## begin DATASET RECORDS
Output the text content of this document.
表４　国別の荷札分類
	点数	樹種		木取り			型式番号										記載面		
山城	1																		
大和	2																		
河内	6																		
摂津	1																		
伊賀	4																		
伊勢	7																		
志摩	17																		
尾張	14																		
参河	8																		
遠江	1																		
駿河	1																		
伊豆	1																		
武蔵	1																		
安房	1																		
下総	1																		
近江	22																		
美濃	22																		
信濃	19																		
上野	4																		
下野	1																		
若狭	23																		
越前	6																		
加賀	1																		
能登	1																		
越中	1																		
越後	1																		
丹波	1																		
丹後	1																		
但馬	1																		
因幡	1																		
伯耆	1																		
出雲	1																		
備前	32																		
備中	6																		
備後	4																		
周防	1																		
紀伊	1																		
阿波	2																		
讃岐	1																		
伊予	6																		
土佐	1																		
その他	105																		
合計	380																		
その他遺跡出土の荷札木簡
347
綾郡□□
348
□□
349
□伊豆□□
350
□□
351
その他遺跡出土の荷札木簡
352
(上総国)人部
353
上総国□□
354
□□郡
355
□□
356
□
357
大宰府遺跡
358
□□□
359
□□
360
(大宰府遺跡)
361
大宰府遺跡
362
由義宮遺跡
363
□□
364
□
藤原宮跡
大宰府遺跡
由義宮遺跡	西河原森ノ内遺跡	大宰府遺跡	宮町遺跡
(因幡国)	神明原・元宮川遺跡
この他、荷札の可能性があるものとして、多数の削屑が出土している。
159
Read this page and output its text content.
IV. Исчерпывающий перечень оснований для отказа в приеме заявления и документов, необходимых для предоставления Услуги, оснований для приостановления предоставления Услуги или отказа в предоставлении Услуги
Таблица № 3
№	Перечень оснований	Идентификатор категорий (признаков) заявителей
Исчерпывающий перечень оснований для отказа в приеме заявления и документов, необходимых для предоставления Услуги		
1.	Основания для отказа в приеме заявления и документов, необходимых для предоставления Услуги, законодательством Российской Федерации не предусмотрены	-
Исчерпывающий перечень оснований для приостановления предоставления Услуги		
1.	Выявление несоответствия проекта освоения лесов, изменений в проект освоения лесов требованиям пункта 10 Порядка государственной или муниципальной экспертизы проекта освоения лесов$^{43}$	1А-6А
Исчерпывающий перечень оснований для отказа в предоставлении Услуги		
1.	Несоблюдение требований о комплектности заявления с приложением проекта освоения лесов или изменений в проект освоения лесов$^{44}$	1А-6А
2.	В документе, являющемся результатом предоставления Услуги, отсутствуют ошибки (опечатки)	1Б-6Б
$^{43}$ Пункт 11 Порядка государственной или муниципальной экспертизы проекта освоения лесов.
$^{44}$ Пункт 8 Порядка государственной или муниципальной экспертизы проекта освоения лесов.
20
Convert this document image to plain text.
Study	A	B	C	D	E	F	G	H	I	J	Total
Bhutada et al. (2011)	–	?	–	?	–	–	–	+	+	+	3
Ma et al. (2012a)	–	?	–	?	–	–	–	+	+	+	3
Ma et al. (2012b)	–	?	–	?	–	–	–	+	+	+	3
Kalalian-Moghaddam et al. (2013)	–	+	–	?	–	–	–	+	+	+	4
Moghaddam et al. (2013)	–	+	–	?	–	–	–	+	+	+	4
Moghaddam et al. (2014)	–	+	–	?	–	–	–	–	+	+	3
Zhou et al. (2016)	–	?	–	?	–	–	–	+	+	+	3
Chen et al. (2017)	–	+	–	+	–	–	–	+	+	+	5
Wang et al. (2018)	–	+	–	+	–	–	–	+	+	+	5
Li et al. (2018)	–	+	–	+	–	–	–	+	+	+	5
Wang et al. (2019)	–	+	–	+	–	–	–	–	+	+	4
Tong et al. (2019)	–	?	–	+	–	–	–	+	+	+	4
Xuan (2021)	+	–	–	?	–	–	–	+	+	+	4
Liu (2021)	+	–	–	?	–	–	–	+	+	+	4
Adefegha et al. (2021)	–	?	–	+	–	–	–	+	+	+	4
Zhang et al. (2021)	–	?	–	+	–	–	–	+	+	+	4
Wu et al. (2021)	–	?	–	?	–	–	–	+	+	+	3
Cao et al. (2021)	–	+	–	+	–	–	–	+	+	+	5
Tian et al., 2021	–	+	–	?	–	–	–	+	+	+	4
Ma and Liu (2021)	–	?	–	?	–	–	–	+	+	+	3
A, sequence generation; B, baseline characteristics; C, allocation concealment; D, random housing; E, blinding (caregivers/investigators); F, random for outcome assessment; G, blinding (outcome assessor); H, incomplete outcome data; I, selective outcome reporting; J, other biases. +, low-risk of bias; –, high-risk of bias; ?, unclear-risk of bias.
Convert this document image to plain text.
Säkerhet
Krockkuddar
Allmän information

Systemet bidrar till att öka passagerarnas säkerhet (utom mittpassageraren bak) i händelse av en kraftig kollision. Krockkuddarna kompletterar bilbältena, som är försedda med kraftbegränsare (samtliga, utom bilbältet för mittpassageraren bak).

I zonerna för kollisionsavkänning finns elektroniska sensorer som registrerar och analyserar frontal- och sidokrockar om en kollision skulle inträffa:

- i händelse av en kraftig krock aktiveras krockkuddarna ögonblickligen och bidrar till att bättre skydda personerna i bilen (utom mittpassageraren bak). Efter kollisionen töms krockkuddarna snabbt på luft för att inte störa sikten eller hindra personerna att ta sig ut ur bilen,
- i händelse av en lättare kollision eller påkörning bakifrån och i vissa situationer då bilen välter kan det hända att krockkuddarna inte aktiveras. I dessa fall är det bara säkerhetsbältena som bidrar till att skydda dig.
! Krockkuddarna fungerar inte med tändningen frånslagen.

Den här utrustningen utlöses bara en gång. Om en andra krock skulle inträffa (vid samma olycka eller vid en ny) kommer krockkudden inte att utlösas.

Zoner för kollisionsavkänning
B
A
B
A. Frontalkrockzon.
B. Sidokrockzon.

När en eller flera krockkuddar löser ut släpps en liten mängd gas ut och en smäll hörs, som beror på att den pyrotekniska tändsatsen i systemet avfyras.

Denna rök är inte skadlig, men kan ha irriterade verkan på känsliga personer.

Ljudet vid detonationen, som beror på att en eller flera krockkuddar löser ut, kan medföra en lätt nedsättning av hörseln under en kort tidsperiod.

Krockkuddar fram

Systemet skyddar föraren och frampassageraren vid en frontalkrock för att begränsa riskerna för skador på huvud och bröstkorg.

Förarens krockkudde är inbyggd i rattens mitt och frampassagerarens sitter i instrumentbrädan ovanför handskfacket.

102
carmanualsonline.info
## end DATASET RECORDS
Copy out each line of the records where the string "изменений" appears.

1.	Выявление несоответствия проекта освоения лесов, изменений в проект освоения лесов требованиям пункта 10 Порядка государственной или муниципальной экспертизы проекта освоения лесов$^{43}$	1А-6А
1.	Несоблюдение требований о комплектности заявления с приложением проекта освоения лесов или изменений в проект освоения лесов$^{44}$	1А-6А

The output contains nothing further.